▸ **Written problem**: Look through the records below and collect all lines that hold the string "个一等奖".

▸ **Record excerpts**:
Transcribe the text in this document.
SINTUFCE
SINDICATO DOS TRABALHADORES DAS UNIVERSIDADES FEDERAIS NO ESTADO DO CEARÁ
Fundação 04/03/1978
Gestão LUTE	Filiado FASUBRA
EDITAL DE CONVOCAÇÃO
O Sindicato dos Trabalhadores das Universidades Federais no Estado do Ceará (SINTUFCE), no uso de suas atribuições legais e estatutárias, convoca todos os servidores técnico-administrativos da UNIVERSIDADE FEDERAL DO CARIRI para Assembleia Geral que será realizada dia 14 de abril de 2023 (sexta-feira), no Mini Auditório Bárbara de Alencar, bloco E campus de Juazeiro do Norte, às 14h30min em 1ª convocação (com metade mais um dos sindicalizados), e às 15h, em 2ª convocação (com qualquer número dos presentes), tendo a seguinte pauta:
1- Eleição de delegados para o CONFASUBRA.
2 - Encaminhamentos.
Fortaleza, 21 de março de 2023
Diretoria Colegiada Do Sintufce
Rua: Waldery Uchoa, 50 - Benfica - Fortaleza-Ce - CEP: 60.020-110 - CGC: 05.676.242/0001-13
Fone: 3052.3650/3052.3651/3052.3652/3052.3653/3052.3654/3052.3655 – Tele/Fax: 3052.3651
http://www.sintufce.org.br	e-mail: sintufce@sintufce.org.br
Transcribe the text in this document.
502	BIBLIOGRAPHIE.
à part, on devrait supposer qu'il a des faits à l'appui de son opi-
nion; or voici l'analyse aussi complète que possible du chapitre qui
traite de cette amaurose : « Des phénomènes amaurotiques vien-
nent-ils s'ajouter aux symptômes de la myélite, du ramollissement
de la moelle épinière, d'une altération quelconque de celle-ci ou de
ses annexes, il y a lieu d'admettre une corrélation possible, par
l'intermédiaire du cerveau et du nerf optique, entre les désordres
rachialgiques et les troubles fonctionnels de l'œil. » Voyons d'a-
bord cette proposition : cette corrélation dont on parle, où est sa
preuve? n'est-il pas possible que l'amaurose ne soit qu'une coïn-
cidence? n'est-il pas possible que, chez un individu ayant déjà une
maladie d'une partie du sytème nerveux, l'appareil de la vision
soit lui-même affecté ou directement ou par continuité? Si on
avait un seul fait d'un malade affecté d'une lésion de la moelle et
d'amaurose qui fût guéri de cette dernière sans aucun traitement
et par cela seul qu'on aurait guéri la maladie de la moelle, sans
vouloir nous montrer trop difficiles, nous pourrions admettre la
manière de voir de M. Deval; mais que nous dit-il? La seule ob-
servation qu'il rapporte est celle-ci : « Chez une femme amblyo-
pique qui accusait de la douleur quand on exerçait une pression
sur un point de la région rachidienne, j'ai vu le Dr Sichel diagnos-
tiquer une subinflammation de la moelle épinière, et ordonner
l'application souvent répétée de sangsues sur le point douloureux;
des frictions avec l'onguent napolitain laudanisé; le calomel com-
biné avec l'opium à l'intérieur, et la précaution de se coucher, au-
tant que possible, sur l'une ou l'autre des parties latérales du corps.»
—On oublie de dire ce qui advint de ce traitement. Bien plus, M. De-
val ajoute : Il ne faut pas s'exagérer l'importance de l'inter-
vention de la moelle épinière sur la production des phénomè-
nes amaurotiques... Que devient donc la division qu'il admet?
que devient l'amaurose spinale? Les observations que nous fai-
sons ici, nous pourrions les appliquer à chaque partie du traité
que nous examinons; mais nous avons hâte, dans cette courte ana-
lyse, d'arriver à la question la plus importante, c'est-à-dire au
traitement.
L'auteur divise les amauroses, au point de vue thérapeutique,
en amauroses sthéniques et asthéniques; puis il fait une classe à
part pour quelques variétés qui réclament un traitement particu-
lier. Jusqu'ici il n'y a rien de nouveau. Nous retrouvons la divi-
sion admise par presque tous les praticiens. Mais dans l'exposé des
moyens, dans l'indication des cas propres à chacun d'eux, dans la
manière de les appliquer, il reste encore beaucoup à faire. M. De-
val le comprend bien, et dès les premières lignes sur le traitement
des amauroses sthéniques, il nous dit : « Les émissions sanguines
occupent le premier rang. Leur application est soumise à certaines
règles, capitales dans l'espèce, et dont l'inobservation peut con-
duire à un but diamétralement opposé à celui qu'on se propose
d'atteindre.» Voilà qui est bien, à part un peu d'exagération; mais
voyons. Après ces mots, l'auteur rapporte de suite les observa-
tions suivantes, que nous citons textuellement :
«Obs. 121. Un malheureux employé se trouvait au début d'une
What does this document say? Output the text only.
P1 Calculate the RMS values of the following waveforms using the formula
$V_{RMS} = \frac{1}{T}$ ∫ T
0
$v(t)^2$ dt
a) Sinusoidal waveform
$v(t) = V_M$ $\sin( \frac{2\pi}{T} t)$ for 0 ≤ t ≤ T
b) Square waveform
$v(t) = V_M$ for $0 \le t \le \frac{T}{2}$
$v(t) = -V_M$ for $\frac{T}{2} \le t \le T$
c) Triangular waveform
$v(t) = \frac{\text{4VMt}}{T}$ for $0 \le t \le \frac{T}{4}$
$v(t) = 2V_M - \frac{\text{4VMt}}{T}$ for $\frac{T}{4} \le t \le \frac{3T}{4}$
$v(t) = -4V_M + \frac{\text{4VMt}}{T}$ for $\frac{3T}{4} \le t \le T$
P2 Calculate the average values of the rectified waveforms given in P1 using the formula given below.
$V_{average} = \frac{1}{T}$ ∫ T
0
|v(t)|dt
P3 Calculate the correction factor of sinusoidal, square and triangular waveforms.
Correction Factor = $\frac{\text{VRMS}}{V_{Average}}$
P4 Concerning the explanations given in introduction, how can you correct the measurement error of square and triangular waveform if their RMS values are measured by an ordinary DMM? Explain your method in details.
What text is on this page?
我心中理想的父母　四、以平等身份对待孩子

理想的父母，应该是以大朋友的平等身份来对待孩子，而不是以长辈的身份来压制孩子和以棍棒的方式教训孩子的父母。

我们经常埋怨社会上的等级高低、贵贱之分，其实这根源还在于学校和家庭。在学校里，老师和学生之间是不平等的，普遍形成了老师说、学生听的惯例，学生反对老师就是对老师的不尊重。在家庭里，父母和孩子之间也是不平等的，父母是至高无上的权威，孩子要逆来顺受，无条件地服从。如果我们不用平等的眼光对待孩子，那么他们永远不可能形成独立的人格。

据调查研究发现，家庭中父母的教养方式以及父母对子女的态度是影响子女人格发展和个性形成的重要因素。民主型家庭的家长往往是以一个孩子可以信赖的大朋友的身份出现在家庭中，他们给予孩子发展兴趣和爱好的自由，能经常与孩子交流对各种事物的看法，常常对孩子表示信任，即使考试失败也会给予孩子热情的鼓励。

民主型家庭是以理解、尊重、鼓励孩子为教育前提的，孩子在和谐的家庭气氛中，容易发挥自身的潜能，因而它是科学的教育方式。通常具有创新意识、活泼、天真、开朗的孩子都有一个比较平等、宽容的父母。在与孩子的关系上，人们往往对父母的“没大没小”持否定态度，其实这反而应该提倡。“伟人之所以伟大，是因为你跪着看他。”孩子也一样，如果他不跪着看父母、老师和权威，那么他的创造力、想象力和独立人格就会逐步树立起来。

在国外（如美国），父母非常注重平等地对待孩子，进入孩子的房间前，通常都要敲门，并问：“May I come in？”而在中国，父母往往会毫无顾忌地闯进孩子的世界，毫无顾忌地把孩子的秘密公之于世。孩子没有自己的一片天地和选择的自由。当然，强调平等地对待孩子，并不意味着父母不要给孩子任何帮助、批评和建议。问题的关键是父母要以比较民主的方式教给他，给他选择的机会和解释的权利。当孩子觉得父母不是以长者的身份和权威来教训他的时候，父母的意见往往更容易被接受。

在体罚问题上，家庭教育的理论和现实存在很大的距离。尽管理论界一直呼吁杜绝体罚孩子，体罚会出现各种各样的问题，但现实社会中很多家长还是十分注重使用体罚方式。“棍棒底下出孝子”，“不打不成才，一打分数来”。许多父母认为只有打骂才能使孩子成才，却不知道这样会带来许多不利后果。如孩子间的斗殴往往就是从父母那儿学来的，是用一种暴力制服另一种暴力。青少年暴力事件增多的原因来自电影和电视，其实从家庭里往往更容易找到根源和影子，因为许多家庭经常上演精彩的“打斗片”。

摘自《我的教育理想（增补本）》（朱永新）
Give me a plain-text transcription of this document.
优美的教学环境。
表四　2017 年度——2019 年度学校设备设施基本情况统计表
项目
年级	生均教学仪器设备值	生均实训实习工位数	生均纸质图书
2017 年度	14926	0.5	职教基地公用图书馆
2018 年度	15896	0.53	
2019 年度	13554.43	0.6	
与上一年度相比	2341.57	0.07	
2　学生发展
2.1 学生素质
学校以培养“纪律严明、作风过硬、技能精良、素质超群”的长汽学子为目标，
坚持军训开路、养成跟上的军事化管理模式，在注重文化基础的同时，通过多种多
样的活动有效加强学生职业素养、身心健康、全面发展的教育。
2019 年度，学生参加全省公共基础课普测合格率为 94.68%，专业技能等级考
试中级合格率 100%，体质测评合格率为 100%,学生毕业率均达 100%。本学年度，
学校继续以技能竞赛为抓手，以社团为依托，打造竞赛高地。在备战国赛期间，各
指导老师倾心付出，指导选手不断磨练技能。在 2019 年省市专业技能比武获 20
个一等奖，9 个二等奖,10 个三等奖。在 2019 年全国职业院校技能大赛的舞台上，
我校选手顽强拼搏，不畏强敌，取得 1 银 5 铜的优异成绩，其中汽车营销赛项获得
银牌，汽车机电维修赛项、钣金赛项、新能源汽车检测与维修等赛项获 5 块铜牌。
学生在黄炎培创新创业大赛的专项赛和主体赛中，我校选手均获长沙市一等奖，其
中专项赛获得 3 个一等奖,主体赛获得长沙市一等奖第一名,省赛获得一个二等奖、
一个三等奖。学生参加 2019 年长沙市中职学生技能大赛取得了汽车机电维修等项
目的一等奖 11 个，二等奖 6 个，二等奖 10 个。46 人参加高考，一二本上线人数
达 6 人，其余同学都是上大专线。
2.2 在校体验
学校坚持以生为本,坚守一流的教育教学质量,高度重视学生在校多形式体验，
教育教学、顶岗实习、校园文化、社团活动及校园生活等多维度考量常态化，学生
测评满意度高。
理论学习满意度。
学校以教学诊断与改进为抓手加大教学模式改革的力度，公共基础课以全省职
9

▸ **Solution to the exercise**:
个一等奖，9 个二等奖,10 个三等奖。在 2019 年全国职业院校技能大赛的舞台上，
中专项赛获得 3 个一等奖,主体赛获得长沙市一等奖第一名,省赛获得一个二等奖、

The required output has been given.